PROVIDED RECORDS
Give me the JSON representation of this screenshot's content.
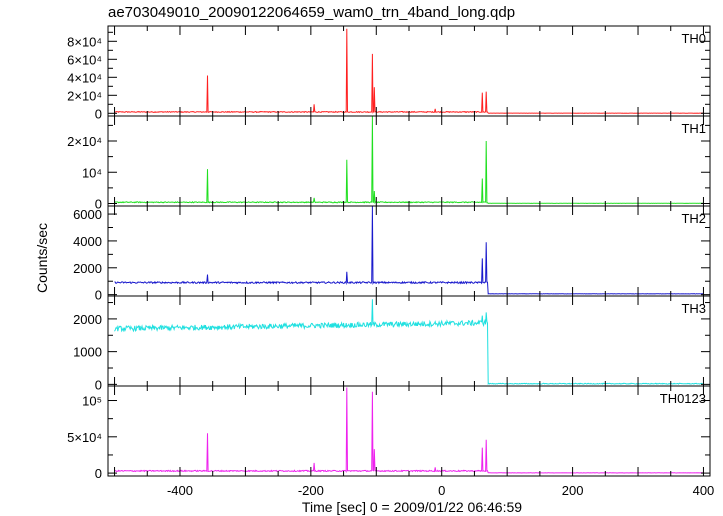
{
  "chart_data": {
    "type": "line",
    "title": "ae703049010_20090122064659_wam0_trn_4band_long.qdp",
    "xlabel": "Time [sec] 0 = 2009/01/22 06:46:59",
    "ylabel": "Counts/sec",
    "xlim": [
      -510,
      410
    ],
    "x_ticks": [
      "-400",
      "-200",
      "0",
      "200",
      "400"
    ],
    "x_tick_values": [
      -400,
      -200,
      0,
      200,
      400
    ],
    "panels": [
      {
        "name": "TH0",
        "color": "#ff2020",
        "ylim": [
          -3000,
          97000
        ],
        "yticks": [
          0,
          20000,
          40000,
          60000,
          80000
        ],
        "ytick_labels": [
          "0",
          "2×10⁴",
          "4×10⁴",
          "6×10⁴",
          "8×10⁴"
        ],
        "baseline": 1500,
        "noise": 500,
        "drop_after": 70,
        "drop_level": 200,
        "spikes": [
          [
            -358,
            42000
          ],
          [
            -195,
            10000
          ],
          [
            -145,
            94000
          ],
          [
            -106,
            66000
          ],
          [
            -103,
            29000
          ],
          [
            -10,
            5000
          ],
          [
            62,
            23000
          ],
          [
            68,
            24000
          ]
        ]
      },
      {
        "name": "TH1",
        "color": "#20e020",
        "ylim": [
          -800,
          28000
        ],
        "yticks": [
          0,
          10000,
          20000
        ],
        "ytick_labels": [
          "0",
          "10⁴",
          "2×10⁴"
        ],
        "baseline": 400,
        "noise": 150,
        "drop_after": 70,
        "drop_level": 60,
        "spikes": [
          [
            -358,
            11000
          ],
          [
            -195,
            1800
          ],
          [
            -145,
            14000
          ],
          [
            -106,
            28000
          ],
          [
            -103,
            4000
          ],
          [
            62,
            8000
          ],
          [
            68,
            20000
          ]
        ]
      },
      {
        "name": "TH2",
        "color": "#1a1acc",
        "ylim": [
          -100,
          6600
        ],
        "yticks": [
          0,
          2000,
          4000,
          6000
        ],
        "ytick_labels": [
          "0",
          "2000",
          "4000",
          "6000"
        ],
        "baseline": 900,
        "noise": 60,
        "drop_after": 70,
        "drop_level": 60,
        "spikes": [
          [
            -358,
            1500
          ],
          [
            -145,
            1700
          ],
          [
            -106,
            6600
          ],
          [
            62,
            2700
          ],
          [
            68,
            3900
          ]
        ]
      },
      {
        "name": "TH3",
        "color": "#20e0e0",
        "ylim": [
          -50,
          2700
        ],
        "yticks": [
          0,
          1000,
          2000
        ],
        "ytick_labels": [
          "0",
          "1000",
          "2000"
        ],
        "baseline": 1700,
        "trend_end": 1880,
        "noise": 80,
        "drop_after": 70,
        "drop_level": 20,
        "spikes": [
          [
            -106,
            2600
          ],
          [
            62,
            2100
          ],
          [
            68,
            2200
          ]
        ]
      },
      {
        "name": "TH0123",
        "color": "#ee22ee",
        "ylim": [
          -4000,
          120000
        ],
        "yticks": [
          0,
          50000,
          100000
        ],
        "ytick_labels": [
          "0",
          "5×10⁴",
          "10⁵"
        ],
        "baseline": 3000,
        "noise": 800,
        "drop_after": 70,
        "drop_level": 300,
        "spikes": [
          [
            -358,
            55000
          ],
          [
            -195,
            14000
          ],
          [
            -145,
            118000
          ],
          [
            -106,
            112000
          ],
          [
            -103,
            33000
          ],
          [
            -10,
            8000
          ],
          [
            62,
            35000
          ],
          [
            68,
            46000
          ]
        ]
      }
    ]
  }
}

TASK GOAL
Among the records above, find each line holding the string "noise" and pull it out.

ANSWER IN FULL
        "noise": 500,
        "noise": 150,
        "noise": 60,
        "noise": 80,
        "noise": 800,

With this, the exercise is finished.